**WHAT THE EXERCISE ASKS**
State how many lines of the records contain the string "Correction". Give the number alone.

**MATERIAL FOR THIS EXERCISE**
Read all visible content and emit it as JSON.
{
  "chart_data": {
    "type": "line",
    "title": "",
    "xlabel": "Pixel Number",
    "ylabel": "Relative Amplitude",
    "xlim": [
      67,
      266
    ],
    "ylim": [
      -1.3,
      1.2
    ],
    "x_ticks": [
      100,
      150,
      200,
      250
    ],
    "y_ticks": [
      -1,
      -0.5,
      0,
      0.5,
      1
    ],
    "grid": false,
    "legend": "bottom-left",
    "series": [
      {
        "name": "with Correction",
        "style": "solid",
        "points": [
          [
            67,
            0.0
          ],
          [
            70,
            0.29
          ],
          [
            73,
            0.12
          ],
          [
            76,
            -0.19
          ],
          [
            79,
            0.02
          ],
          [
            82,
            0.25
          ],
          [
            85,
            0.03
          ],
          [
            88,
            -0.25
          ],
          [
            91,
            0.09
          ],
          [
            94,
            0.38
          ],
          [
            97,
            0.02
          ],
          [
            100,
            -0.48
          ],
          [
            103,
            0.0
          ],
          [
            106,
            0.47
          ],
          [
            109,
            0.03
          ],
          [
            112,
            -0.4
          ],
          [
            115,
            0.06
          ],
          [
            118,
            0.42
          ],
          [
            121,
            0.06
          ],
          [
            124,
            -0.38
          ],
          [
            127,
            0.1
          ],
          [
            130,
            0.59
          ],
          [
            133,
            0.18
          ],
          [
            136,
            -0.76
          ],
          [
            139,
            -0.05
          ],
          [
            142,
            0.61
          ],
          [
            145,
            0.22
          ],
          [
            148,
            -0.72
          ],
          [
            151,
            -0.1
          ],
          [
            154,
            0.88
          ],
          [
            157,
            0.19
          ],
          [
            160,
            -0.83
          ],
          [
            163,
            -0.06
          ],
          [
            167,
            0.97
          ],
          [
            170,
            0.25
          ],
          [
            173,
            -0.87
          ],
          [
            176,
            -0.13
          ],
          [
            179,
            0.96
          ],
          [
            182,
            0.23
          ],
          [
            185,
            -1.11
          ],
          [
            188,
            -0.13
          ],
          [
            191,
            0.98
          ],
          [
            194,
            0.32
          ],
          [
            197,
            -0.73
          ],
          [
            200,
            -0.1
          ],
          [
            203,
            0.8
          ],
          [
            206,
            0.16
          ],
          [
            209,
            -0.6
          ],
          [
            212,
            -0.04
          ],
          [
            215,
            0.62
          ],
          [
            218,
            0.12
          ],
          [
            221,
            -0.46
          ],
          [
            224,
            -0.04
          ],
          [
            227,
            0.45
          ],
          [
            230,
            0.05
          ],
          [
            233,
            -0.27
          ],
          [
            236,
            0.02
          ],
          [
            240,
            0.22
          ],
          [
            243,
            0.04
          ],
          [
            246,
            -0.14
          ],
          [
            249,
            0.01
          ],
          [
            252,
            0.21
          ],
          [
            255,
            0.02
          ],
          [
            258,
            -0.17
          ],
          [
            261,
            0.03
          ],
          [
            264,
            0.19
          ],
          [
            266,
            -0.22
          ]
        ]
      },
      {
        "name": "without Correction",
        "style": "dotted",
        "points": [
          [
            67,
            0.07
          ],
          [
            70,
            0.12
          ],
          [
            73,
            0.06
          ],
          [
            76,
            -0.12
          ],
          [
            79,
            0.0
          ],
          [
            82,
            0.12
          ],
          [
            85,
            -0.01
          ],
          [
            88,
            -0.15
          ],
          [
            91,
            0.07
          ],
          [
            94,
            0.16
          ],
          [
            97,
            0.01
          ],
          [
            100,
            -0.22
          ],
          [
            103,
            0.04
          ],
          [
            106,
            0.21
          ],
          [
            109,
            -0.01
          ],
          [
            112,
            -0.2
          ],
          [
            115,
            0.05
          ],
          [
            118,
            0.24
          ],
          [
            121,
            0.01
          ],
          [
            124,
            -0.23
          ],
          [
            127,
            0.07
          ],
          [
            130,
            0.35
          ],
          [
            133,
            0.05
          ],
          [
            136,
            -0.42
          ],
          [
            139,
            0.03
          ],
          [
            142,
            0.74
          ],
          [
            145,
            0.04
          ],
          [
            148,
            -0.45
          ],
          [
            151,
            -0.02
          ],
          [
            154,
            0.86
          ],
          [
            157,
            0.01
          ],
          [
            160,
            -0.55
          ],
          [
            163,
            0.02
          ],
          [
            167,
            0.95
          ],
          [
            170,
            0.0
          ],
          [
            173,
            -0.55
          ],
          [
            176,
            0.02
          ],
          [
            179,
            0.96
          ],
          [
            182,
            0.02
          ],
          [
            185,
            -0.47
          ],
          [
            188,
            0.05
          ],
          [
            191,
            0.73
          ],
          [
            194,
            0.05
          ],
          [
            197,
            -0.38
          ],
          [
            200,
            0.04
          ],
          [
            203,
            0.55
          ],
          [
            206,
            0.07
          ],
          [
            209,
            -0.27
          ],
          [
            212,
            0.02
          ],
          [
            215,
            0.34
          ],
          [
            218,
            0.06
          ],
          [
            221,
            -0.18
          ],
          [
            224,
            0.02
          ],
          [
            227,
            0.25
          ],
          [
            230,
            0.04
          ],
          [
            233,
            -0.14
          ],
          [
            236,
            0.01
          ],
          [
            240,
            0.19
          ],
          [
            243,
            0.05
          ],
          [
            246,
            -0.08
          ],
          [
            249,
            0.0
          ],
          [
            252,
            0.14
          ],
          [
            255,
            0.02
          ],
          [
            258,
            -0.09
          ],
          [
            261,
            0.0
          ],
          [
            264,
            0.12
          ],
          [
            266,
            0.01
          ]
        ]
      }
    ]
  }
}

**RESULT**
2